▶ **EXERCISE BRIEF**: Work out how many lines hold "this". Give the number and nothing else.

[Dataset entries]
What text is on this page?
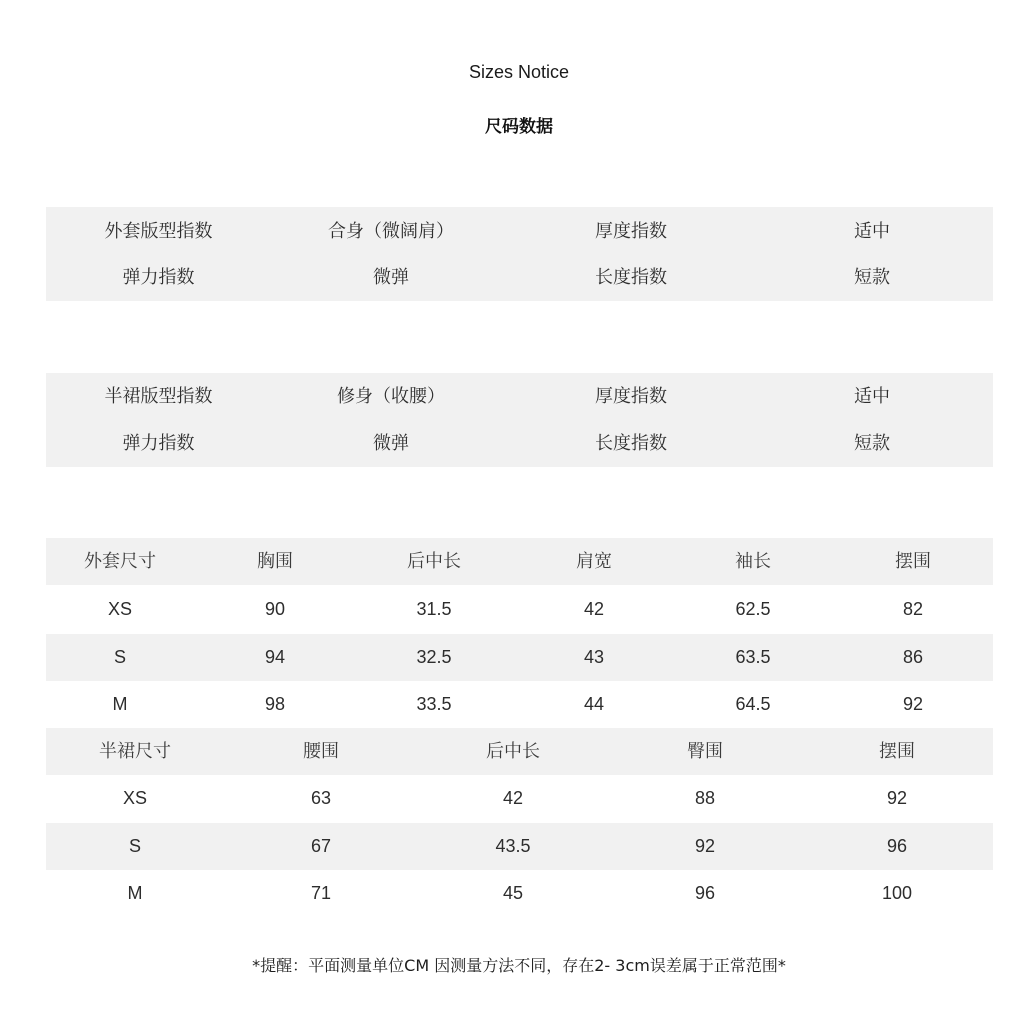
Sizes Notice
尺码数据
外套版型指数	合身（微阔肩）	厚度指数	适中
弹力指数	微弹	长度指数	短款
半裙版型指数	修身（收腰）	厚度指数	适中
弹力指数	微弹	长度指数	短款
外套尺寸	胸围	后中长	肩宽	袖长	摆围
XS	90	31.5	42	62.5	82
S	94	32.5	43	63.5	86
M	98	33.5	44	64.5	92
半裙尺寸	腰围	后中长	臀围	摆围
XS	63	42	88	92
S	67	43.5	92	96
M	71	45	96	100
*提醒：平面测量单位CM 因测量方法不同，存在2- 3cm误差属于正常范围*
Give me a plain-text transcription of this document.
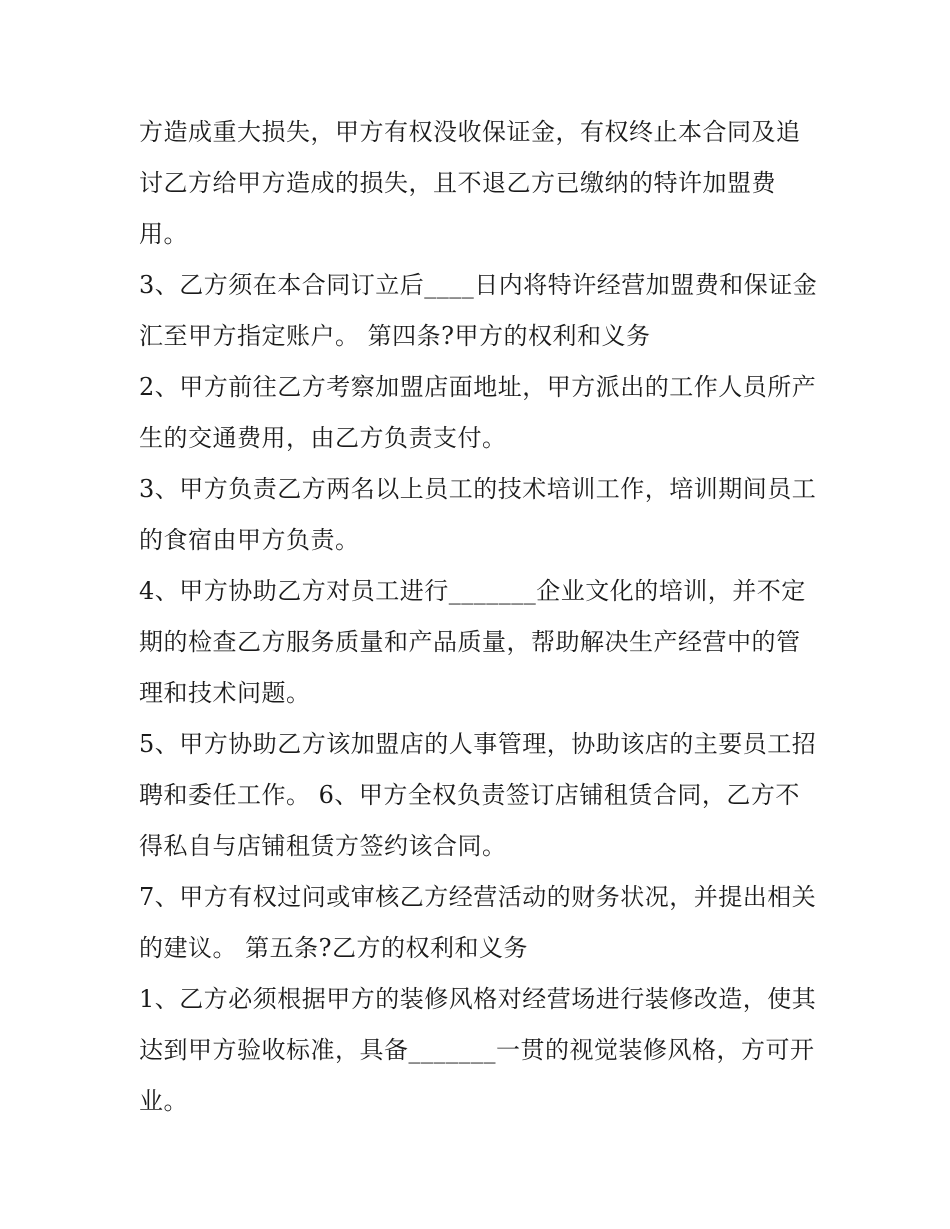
方造成重大损失，甲方有权没收保证金，有权终止本合同及追讨乙方给甲方造成的损失，且不退乙方已缴纳的特许加盟费用。

3、乙方须在本合同订立后____日内将特许经营加盟费和保证金汇至甲方指定账户。 第四条?甲方的权利和义务

2、甲方前往乙方考察加盟店面地址，甲方派出的工作人员所产生的交通费用，由乙方负责支付。

3、甲方负责乙方两名以上员工的技术培训工作，培训期间员工的食宿由甲方负责。

4、甲方协助乙方对员工进行_______企业文化的培训，并不定期的检查乙方服务质量和产品质量，帮助解决生产经营中的管理和技术问题。

5、甲方协助乙方该加盟店的人事管理，协助该店的主要员工招聘和委任工作。 6、甲方全权负责签订店铺租赁合同，乙方不得私自与店铺租赁方签约该合同。

7、甲方有权过问或审核乙方经营活动的财务状况，并提出相关的建议。 第五条?乙方的权利和义务

1、乙方必须根据甲方的装修风格对经营场进行装修改造，使其达到甲方验收标准，具备_______一贯的视觉装修风格，方可开业。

▶ **CORRECT RESPONSE**: 2